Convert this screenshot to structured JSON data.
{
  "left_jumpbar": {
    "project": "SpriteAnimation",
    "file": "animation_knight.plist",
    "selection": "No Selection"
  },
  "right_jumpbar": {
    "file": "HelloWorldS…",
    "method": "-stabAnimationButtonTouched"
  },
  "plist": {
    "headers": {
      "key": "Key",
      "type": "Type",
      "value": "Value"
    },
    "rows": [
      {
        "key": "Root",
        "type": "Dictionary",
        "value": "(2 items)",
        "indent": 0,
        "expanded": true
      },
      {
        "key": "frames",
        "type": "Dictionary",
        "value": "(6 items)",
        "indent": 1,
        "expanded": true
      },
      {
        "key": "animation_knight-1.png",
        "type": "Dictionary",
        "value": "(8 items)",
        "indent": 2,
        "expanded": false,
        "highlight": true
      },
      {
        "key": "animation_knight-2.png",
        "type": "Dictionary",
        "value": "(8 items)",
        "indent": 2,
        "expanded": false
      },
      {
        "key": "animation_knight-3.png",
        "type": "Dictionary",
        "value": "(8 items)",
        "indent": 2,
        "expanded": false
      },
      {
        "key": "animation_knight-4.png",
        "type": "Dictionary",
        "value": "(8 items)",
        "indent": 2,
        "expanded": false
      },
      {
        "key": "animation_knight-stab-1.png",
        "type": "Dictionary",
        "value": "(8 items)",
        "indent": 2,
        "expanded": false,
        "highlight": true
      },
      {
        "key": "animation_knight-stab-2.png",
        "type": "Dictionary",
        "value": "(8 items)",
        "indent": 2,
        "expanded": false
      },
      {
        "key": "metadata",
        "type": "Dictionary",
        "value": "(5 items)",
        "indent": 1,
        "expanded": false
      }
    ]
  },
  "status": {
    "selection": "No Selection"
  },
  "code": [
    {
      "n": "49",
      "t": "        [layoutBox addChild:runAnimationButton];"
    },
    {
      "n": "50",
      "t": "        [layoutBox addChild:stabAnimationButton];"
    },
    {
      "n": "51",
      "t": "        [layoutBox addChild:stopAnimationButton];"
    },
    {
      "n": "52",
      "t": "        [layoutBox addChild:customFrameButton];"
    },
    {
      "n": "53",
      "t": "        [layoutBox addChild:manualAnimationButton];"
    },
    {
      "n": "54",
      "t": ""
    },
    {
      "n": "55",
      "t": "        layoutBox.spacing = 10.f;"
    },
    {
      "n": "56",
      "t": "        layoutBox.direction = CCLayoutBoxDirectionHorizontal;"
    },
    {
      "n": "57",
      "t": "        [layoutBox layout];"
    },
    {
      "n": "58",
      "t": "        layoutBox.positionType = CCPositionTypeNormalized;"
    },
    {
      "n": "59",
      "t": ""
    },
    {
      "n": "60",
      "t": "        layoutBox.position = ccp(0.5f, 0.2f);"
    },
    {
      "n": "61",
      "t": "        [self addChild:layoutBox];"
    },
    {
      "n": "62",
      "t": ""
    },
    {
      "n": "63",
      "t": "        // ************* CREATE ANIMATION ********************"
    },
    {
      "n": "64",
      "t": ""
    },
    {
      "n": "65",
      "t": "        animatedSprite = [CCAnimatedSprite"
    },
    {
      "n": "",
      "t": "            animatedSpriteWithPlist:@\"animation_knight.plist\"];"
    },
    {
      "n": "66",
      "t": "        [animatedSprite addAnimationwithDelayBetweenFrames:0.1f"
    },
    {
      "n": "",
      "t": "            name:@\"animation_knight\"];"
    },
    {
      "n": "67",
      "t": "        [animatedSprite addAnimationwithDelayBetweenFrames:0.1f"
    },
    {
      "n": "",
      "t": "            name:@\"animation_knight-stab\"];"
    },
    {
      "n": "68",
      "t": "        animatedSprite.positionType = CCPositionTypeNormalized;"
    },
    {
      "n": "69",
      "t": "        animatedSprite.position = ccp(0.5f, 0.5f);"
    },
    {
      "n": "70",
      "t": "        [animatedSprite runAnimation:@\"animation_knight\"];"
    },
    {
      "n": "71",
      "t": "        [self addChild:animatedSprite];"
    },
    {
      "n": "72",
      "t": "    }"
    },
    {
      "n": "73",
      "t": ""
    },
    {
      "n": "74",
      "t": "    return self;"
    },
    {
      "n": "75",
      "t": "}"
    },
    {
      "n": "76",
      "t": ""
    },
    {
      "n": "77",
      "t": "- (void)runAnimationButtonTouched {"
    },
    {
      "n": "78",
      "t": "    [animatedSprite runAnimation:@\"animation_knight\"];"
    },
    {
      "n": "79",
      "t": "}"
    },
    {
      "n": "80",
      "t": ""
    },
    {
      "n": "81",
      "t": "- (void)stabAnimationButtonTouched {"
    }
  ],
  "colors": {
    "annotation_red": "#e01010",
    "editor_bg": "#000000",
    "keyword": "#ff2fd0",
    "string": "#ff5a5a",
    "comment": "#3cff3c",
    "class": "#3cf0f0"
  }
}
━━━━━━━━━━
Write out every entry again exactly, please, with nothing missing.

_FULL SOLUTION_
Convert this screenshot to structured JSON data.
{
  "left_jumpbar": {
    "project": "SpriteAnimation",
    "file": "animation_knight.plist",
    "selection": "No Selection"
  },
  "right_jumpbar": {
    "file": "HelloWorldS…",
    "method": "-stabAnimationButtonTouched"
  },
  "plist": {
    "headers": {
      "key": "Key",
      "type": "Type",
      "value": "Value"
    },
    "rows": [
      {
        "key": "Root",
        "type": "Dictionary",
        "value": "(2 items)",
        "indent": 0,
        "expanded": true
      },
      {
        "key": "frames",
        "type": "Dictionary",
        "value": "(6 items)",
        "indent": 1,
        "expanded": true
      },
      {
        "key": "animation_knight-1.png",
        "type": "Dictionary",
        "value": "(8 items)",
        "indent": 2,
        "expanded": false,
        "highlight": true
      },
      {
        "key": "animation_knight-2.png",
        "type": "Dictionary",
        "value": "(8 items)",
        "indent": 2,
        "expanded": false
      },
      {
        "key": "animation_knight-3.png",
        "type": "Dictionary",
        "value": "(8 items)",
        "indent": 2,
        "expanded": false
      },
      {
        "key": "animation_knight-4.png",
        "type": "Dictionary",
        "value": "(8 items)",
        "indent": 2,
        "expanded": false
      },
      {
        "key": "animation_knight-stab-1.png",
        "type": "Dictionary",
        "value": "(8 items)",
        "indent": 2,
        "expanded": false,
        "highlight": true
      },
      {
        "key": "animation_knight-stab-2.png",
        "type": "Dictionary",
        "value": "(8 items)",
        "indent": 2,
        "expanded": false
      },
      {
        "key": "metadata",
        "type": "Dictionary",
        "value": "(5 items)",
        "indent": 1,
        "expanded": false
      }
    ]
  },
  "status": {
    "selection": "No Selection"
  },
  "code": [
    {
      "n": "49",
      "t": "        [layoutBox addChild:runAnimationButton];"
    },
    {
      "n": "50",
      "t": "        [layoutBox addChild:stabAnimationButton];"
    },
    {
      "n": "51",
      "t": "        [layoutBox addChild:stopAnimationButton];"
    },
    {
      "n": "52",
      "t": "        [layoutBox addChild:customFrameButton];"
    },
    {
      "n": "53",
      "t": "        [layoutBox addChild:manualAnimationButton];"
    },
    {
      "n": "54",
      "t": ""
    },
    {
      "n": "55",
      "t": "        layoutBox.spacing = 10.f;"
    },
    {
      "n": "56",
      "t": "        layoutBox.direction = CCLayoutBoxDirectionHorizontal;"
    },
    {
      "n": "57",
      "t": "        [layoutBox layout];"
    },
    {
      "n": "58",
      "t": "        layoutBox.positionType = CCPositionTypeNormalized;"
    },
    {
      "n": "59",
      "t": ""
    },
    {
      "n": "60",
      "t": "        layoutBox.position = ccp(0.5f, 0.2f);"
    },
    {
      "n": "61",
      "t": "        [self addChild:layoutBox];"
    },
    {
      "n": "62",
      "t": ""
    },
    {
      "n": "63",
      "t": "        // ************* CREATE ANIMATION ********************"
    },
    {
      "n": "64",
      "t": ""
    },
    {
      "n": "65",
      "t": "        animatedSprite = [CCAnimatedSprite"
    },
    {
      "n": "",
      "t": "            animatedSpriteWithPlist:@\"animation_knight.plist\"];"
    },
    {
      "n": "66",
      "t": "        [animatedSprite addAnimationwithDelayBetweenFrames:0.1f"
    },
    {
      "n": "",
      "t": "            name:@\"animation_knight\"];"
    },
    {
      "n": "67",
      "t": "        [animatedSprite addAnimationwithDelayBetweenFrames:0.1f"
    },
    {
      "n": "",
      "t": "            name:@\"animation_knight-stab\"];"
    },
    {
      "n": "68",
      "t": "        animatedSprite.positionType = CCPositionTypeNormalized;"
    },
    {
      "n": "69",
      "t": "        animatedSprite.position = ccp(0.5f, 0.5f);"
    },
    {
      "n": "70",
      "t": "        [animatedSprite runAnimation:@\"animation_knight\"];"
    },
    {
      "n": "71",
      "t": "        [self addChild:animatedSprite];"
    },
    {
      "n": "72",
      "t": "    }"
    },
    {
      "n": "73",
      "t": ""
    },
    {
      "n": "74",
      "t": "    return self;"
    },
    {
      "n": "75",
      "t": "}"
    },
    {
      "n": "76",
      "t": ""
    },
    {
      "n": "77",
      "t": "- (void)runAnimationButtonTouched {"
    },
    {
      "n": "78",
      "t": "    [animatedSprite runAnimation:@\"animation_knight\"];"
    },
    {
      "n": "79",
      "t": "}"
    },
    {
      "n": "80",
      "t": ""
    },
    {
      "n": "81",
      "t": "- (void)stabAnimationButtonTouched {"
    }
  ],
  "colors": {
    "annotation_red": "#e01010",
    "editor_bg": "#000000",
    "keyword": "#ff2fd0",
    "string": "#ff5a5a",
    "comment": "#3cff3c",
    "class": "#3cf0f0"
  }
}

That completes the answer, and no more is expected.